<<<<

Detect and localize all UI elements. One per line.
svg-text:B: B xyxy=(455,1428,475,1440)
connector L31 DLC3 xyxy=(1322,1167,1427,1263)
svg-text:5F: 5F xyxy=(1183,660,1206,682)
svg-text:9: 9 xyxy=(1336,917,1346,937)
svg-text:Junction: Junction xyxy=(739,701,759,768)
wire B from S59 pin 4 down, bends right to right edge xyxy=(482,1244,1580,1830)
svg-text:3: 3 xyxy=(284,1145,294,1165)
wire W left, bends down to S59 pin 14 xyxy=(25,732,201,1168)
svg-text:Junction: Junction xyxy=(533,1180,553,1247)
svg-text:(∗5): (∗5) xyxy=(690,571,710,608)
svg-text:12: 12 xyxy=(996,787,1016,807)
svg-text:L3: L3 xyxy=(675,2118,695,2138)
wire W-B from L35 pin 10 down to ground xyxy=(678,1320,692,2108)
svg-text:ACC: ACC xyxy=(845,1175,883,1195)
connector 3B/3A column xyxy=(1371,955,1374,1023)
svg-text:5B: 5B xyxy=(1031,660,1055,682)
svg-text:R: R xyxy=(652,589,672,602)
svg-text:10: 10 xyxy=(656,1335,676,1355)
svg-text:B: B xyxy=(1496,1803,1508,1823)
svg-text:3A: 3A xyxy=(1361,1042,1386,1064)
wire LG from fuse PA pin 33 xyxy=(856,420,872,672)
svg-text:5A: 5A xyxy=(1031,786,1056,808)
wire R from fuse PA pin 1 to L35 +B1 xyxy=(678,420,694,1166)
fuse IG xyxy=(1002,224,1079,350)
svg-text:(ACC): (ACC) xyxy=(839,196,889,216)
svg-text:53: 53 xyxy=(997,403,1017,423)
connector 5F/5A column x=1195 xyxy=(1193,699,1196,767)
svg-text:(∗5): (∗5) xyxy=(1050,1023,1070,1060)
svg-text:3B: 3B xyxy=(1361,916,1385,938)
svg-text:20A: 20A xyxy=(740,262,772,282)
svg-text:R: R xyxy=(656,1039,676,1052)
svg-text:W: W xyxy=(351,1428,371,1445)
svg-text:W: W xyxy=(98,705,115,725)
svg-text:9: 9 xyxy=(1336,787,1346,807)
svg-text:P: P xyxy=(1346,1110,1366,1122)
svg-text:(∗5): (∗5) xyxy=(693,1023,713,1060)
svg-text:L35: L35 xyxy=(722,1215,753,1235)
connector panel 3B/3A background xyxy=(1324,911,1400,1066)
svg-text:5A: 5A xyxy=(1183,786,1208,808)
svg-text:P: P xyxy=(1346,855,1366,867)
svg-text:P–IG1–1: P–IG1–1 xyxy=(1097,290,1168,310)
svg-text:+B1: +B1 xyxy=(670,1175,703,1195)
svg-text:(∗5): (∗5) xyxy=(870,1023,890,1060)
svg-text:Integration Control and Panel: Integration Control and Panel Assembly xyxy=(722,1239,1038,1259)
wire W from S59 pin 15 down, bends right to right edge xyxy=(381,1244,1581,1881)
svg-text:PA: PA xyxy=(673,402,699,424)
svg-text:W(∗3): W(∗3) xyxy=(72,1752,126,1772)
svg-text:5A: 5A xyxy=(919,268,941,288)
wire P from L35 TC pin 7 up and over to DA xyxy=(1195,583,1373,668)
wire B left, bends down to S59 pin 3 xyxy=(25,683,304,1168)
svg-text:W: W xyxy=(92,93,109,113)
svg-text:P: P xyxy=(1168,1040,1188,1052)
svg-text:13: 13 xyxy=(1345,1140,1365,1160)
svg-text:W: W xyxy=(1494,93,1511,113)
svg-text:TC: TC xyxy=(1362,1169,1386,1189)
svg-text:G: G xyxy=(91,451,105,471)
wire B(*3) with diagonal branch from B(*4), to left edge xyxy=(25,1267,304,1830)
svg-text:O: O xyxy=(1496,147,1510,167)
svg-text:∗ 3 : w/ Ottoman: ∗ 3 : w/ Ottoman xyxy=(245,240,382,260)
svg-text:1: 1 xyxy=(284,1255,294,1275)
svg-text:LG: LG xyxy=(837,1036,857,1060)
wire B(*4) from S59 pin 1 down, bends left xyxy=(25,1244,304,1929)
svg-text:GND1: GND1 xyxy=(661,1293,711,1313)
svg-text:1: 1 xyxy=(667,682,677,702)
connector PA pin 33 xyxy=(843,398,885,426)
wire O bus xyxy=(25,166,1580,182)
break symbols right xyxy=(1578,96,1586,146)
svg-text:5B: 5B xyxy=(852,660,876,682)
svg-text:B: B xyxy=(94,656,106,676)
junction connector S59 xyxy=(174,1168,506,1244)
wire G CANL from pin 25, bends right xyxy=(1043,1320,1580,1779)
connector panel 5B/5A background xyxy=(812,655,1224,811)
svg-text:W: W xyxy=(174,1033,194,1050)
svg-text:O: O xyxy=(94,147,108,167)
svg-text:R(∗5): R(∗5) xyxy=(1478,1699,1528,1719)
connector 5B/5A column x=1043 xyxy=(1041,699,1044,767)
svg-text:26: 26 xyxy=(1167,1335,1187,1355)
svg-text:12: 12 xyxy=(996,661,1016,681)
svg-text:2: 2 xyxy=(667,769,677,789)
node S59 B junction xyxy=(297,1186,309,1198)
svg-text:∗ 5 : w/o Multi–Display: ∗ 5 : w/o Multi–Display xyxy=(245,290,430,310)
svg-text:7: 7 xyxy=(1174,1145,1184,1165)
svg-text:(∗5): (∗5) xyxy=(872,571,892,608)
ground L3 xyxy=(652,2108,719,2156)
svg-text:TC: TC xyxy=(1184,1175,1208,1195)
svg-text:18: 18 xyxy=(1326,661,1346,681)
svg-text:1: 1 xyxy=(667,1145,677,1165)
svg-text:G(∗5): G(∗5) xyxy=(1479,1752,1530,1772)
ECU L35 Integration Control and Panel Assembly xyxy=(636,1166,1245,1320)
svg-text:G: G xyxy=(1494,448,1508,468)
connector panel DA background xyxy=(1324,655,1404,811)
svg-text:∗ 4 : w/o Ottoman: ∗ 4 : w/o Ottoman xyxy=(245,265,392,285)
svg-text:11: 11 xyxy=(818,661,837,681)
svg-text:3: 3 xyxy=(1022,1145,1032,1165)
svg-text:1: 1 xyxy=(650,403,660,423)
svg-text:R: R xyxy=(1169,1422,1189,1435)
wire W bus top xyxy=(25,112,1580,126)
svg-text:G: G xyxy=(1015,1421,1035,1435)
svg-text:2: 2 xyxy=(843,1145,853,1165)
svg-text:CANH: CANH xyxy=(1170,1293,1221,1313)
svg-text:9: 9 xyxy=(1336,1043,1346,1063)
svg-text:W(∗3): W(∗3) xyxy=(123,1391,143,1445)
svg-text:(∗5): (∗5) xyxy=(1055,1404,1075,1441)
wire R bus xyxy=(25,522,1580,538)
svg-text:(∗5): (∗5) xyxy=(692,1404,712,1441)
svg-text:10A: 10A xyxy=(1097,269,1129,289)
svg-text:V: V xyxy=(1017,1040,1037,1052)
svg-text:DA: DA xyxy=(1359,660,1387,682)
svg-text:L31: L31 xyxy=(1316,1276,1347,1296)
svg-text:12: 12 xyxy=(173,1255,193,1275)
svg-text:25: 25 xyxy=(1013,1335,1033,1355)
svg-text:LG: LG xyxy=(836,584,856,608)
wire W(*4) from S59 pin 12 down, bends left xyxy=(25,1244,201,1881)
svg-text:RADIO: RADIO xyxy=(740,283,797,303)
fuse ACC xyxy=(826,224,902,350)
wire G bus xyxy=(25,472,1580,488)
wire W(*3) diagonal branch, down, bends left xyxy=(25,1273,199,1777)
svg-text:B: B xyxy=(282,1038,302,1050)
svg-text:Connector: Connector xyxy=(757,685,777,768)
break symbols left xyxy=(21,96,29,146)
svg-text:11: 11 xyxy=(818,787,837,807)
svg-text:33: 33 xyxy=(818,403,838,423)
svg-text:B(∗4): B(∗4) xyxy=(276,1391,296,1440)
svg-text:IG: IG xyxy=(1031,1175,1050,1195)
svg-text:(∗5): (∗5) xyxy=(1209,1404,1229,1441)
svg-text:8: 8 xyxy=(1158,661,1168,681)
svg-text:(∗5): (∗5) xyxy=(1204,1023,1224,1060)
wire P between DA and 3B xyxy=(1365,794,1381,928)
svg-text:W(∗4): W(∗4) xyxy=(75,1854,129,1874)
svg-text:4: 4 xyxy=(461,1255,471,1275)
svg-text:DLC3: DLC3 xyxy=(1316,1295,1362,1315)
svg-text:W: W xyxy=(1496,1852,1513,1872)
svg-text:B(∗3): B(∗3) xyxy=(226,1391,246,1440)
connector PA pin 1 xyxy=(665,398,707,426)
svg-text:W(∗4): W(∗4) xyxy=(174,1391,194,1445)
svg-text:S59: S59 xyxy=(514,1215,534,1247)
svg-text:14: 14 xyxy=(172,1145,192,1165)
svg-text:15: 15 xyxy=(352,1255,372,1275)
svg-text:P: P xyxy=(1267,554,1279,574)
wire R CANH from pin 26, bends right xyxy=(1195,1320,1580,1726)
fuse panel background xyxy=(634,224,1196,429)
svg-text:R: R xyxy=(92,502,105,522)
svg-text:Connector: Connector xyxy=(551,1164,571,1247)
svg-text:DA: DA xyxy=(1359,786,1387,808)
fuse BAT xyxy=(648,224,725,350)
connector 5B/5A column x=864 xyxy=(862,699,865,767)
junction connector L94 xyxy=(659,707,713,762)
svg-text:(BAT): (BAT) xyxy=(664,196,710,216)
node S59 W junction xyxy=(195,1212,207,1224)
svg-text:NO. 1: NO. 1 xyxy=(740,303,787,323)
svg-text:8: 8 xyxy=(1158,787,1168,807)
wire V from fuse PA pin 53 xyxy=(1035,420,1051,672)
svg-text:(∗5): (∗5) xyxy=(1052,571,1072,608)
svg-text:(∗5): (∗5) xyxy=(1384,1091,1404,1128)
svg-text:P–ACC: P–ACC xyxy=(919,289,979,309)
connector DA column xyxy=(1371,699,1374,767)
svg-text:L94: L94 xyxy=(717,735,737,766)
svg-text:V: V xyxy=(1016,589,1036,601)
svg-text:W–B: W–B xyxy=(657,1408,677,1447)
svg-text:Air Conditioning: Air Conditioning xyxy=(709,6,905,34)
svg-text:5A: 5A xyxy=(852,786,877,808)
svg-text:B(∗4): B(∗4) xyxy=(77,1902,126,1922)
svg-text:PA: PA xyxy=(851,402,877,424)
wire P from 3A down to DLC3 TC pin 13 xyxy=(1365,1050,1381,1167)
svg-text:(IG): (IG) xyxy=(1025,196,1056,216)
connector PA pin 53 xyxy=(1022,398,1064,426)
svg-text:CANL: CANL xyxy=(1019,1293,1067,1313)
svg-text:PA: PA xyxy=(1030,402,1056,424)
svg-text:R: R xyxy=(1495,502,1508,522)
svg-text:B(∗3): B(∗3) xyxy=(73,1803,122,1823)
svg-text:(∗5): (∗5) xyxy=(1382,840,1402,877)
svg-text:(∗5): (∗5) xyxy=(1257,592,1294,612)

>>>>

Copy out the part of the listing that opens with its first line and closes with the line containing "svg-text:12: 12 xyxy=(996,787,1016,807)", keeping both of those lines and every line between them unchanged.

Detect and localize all UI elements. One per line.
svg-text:B: B xyxy=(455,1428,475,1440)
connector L31 DLC3 xyxy=(1322,1167,1427,1263)
svg-text:5F: 5F xyxy=(1183,660,1206,682)
svg-text:9: 9 xyxy=(1336,917,1346,937)
svg-text:Junction: Junction xyxy=(739,701,759,768)
wire B from S59 pin 4 down, bends right to right edge xyxy=(482,1244,1580,1830)
svg-text:3: 3 xyxy=(284,1145,294,1165)
wire W left, bends down to S59 pin 14 xyxy=(25,732,201,1168)
svg-text:Junction: Junction xyxy=(533,1180,553,1247)
svg-text:(∗5): (∗5) xyxy=(690,571,710,608)
svg-text:12: 12 xyxy=(996,787,1016,807)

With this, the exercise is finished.